= Exercise aim =
In the material below, find each line holding the string "ylabel" and copy it.

= Information supplied =
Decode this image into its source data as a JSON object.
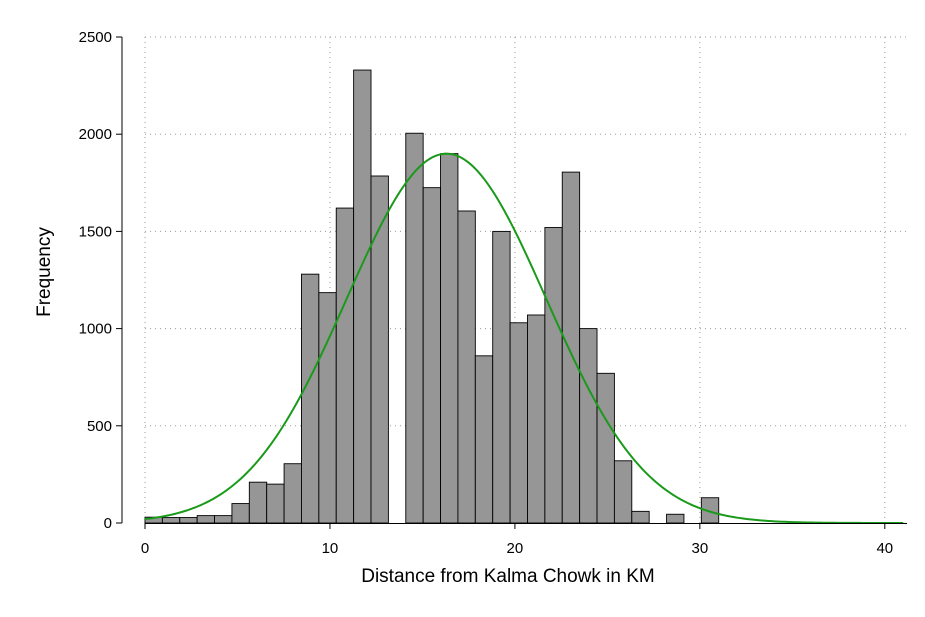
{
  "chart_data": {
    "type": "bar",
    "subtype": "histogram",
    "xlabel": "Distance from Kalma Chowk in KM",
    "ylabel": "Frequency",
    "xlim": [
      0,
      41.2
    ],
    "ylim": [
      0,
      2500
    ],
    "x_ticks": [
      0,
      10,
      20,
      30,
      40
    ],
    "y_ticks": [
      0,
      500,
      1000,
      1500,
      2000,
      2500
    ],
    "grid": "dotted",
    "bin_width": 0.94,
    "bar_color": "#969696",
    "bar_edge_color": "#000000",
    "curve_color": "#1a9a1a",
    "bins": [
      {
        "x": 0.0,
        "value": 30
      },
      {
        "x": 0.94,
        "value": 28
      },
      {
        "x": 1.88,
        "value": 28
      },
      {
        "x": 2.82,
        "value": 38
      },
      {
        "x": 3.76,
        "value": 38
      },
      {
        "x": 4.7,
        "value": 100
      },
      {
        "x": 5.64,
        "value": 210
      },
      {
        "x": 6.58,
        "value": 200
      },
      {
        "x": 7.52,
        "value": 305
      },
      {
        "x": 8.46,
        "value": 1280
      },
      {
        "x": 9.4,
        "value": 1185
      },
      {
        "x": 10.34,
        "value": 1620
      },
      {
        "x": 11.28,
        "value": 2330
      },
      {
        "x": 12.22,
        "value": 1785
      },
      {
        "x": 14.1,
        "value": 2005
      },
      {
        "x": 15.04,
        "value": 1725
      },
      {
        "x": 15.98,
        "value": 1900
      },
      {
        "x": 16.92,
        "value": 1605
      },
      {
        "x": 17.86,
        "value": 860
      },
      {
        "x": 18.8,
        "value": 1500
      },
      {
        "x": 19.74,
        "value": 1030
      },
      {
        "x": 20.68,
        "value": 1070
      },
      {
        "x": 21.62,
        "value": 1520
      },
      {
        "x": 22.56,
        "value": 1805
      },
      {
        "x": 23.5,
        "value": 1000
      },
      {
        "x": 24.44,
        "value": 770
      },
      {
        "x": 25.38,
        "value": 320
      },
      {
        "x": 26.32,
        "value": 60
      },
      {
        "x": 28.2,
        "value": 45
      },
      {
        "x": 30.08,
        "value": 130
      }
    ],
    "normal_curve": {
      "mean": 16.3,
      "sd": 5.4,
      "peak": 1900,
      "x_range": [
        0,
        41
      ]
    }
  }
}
* * *
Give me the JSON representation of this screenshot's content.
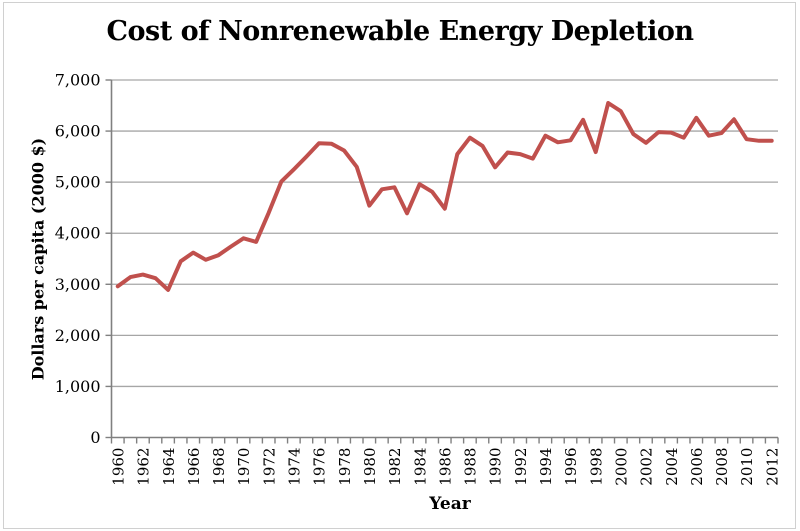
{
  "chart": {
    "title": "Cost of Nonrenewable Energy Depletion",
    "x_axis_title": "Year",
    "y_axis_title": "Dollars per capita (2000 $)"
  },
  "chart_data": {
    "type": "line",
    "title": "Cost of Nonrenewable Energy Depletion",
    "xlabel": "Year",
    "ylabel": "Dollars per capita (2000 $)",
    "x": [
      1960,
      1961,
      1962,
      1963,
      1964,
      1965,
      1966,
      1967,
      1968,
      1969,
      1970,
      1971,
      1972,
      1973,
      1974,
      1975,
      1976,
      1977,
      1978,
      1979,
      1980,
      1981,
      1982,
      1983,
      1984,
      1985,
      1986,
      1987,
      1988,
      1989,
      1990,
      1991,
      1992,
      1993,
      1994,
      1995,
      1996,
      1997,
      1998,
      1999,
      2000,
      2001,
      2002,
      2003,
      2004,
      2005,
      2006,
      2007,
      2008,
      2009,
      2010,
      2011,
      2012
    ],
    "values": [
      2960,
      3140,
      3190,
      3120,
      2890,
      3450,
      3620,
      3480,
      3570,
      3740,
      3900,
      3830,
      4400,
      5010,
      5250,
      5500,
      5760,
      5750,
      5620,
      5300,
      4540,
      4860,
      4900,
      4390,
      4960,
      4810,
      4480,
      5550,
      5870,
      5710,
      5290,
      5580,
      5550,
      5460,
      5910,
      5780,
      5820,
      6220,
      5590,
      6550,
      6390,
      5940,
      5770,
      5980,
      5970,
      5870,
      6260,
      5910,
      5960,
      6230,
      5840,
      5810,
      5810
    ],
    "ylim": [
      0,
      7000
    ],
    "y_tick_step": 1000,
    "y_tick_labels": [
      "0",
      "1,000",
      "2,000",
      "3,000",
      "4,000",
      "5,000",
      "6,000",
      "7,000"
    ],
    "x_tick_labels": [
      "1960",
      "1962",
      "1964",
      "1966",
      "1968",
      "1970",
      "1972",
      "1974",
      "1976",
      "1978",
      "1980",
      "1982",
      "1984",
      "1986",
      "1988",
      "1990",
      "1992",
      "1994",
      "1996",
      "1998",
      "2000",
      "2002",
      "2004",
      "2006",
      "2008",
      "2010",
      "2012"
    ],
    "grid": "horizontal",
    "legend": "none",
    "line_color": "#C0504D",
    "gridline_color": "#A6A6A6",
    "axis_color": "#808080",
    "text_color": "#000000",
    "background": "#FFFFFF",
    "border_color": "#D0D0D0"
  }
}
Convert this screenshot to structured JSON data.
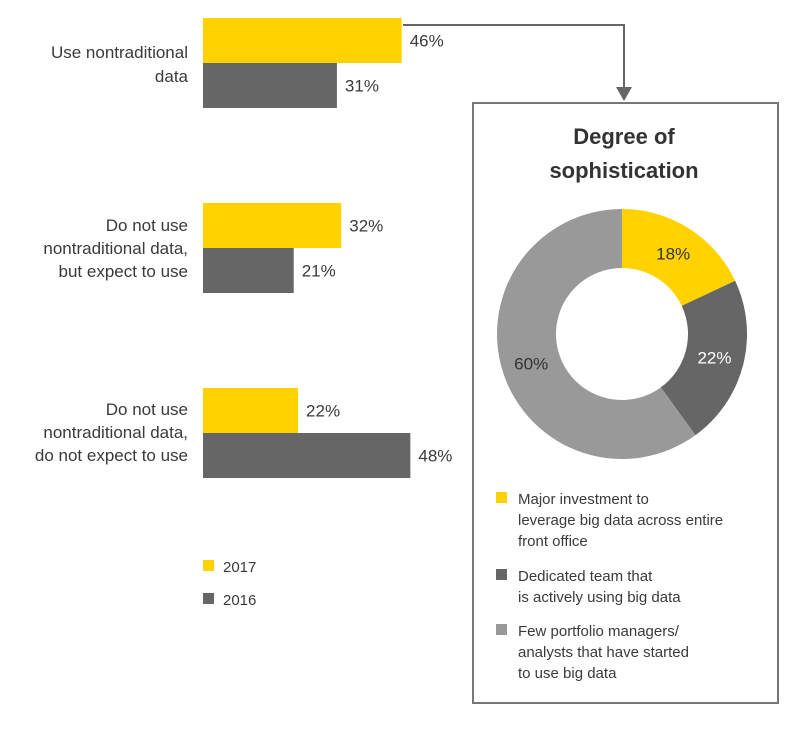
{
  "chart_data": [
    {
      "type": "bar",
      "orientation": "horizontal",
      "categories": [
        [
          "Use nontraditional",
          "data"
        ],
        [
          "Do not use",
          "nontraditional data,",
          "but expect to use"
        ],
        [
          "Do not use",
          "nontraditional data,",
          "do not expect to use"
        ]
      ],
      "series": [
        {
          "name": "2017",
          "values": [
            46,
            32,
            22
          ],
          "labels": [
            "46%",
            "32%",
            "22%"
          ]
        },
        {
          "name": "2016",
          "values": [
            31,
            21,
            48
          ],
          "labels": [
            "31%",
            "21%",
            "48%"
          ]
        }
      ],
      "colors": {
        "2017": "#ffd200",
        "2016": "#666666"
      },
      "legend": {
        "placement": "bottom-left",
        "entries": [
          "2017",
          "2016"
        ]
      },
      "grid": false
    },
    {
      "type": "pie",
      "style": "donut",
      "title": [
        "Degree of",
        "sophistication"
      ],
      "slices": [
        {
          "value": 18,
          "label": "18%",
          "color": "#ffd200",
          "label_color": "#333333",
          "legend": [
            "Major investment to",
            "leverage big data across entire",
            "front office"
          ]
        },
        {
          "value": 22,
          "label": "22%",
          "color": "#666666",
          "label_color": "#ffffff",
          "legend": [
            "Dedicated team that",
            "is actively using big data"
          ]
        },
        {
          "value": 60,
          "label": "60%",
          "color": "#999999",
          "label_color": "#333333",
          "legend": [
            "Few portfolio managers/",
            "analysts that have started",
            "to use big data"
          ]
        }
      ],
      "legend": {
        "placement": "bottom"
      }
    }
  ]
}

= Solution to this task =
    "ylabel": "Frequency",
    "ylabel": "Dollars per capita (2000 $)",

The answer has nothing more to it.